**Task instructions:** The following data is to be repeated exactly, its pictures excluded.

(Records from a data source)
══════════

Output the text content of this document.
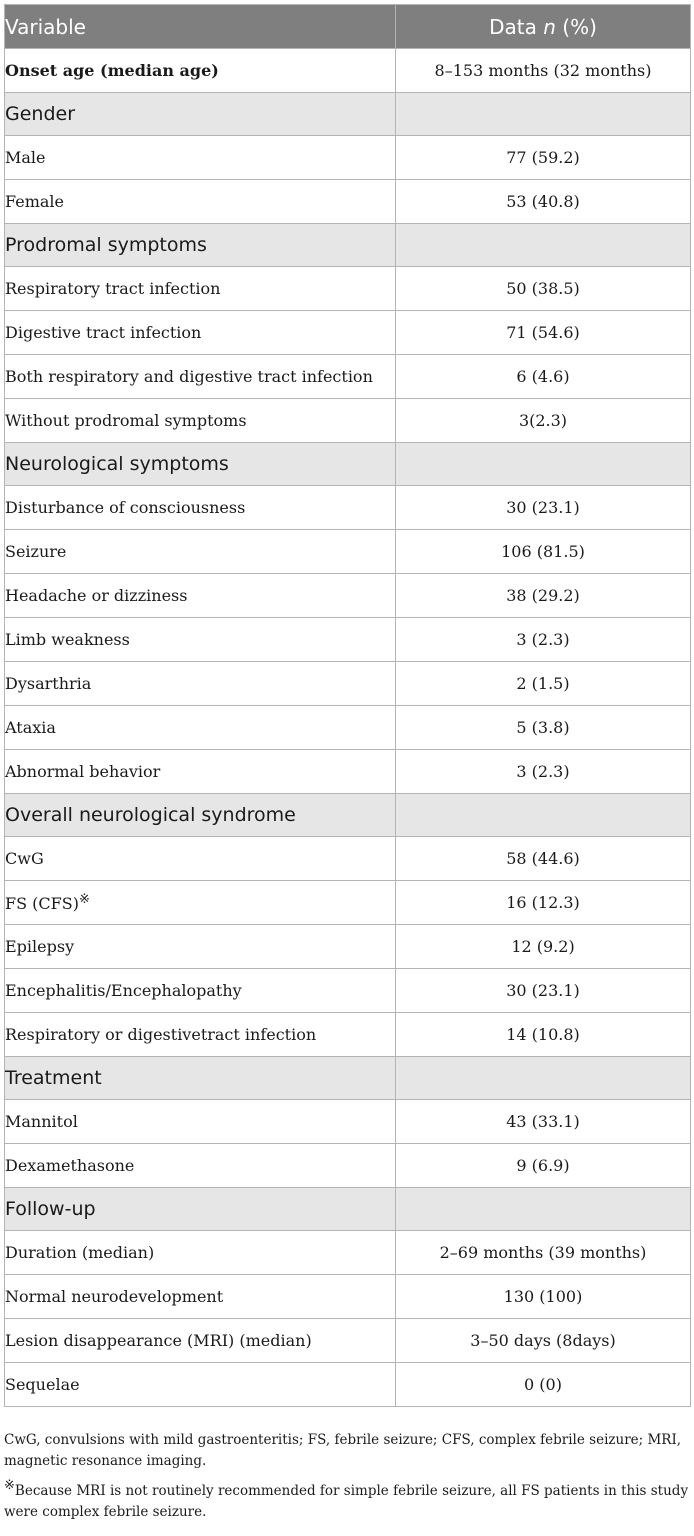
Variable	Data n (%)
Onset age (median age)	8–153 months (32 months)
Gender	
Male	77 (59.2)
Female	53 (40.8)
Prodromal symptoms	
Respiratory tract infection	50 (38.5)
Digestive tract infection	71 (54.6)
Both respiratory and digestive tract infection	6 (4.6)
Without prodromal symptoms	3(2.3)
Neurological symptoms	
Disturbance of consciousness	30 (23.1)
Seizure	106 (81.5)
Headache or dizziness	38 (29.2)
Limb weakness	3 (2.3)
Dysarthria	2 (1.5)
Ataxia	5 (3.8)
Abnormal behavior	3 (2.3)
Overall neurological syndrome	
CwG	58 (44.6)
FS (CFS)※	16 (12.3)
Epilepsy	12 (9.2)
Encephalitis/Encephalopathy	30 (23.1)
Respiratory or digestivetract infection	14 (10.8)
Treatment	
Mannitol	43 (33.1)
Dexamethasone	9 (6.9)
Follow-up	
Duration (median)	2–69 months (39 months)
Normal neurodevelopment	130 (100)
Lesion disappearance (MRI) (median)	3–50 days (8days)
Sequelae	0 (0)

CwG, convulsions with mild gastroenteritis; FS, febrile seizure; CFS, complex febrile seizure; MRI, magnetic resonance imaging.

※Because MRI is not routinely recommended for simple febrile seizure, all FS patients in this study were complex febrile seizure.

══════════

**Solution to the problem:**
Output the text content of this document.
Variable	Data n (%)
Onset age (median age)	8–153 months (32 months)
Gender	
Male	77 (59.2)
Female	53 (40.8)
Prodromal symptoms	
Respiratory tract infection	50 (38.5)
Digestive tract infection	71 (54.6)
Both respiratory and digestive tract infection	6 (4.6)
Without prodromal symptoms	3(2.3)
Neurological symptoms	
Disturbance of consciousness	30 (23.1)
Seizure	106 (81.5)
Headache or dizziness	38 (29.2)
Limb weakness	3 (2.3)
Dysarthria	2 (1.5)
Ataxia	5 (3.8)
Abnormal behavior	3 (2.3)
Overall neurological syndrome	
CwG	58 (44.6)
FS (CFS)※	16 (12.3)
Epilepsy	12 (9.2)
Encephalitis/Encephalopathy	30 (23.1)
Respiratory or digestivetract infection	14 (10.8)
Treatment	
Mannitol	43 (33.1)
Dexamethasone	9 (6.9)
Follow-up	
Duration (median)	2–69 months (39 months)
Normal neurodevelopment	130 (100)
Lesion disappearance (MRI) (median)	3–50 days (8days)
Sequelae	0 (0)

CwG, convulsions with mild gastroenteritis; FS, febrile seizure; CFS, complex febrile seizure; MRI, magnetic resonance imaging.

※Because MRI is not routinely recommended for simple febrile seizure, all FS patients in this study were complex febrile seizure.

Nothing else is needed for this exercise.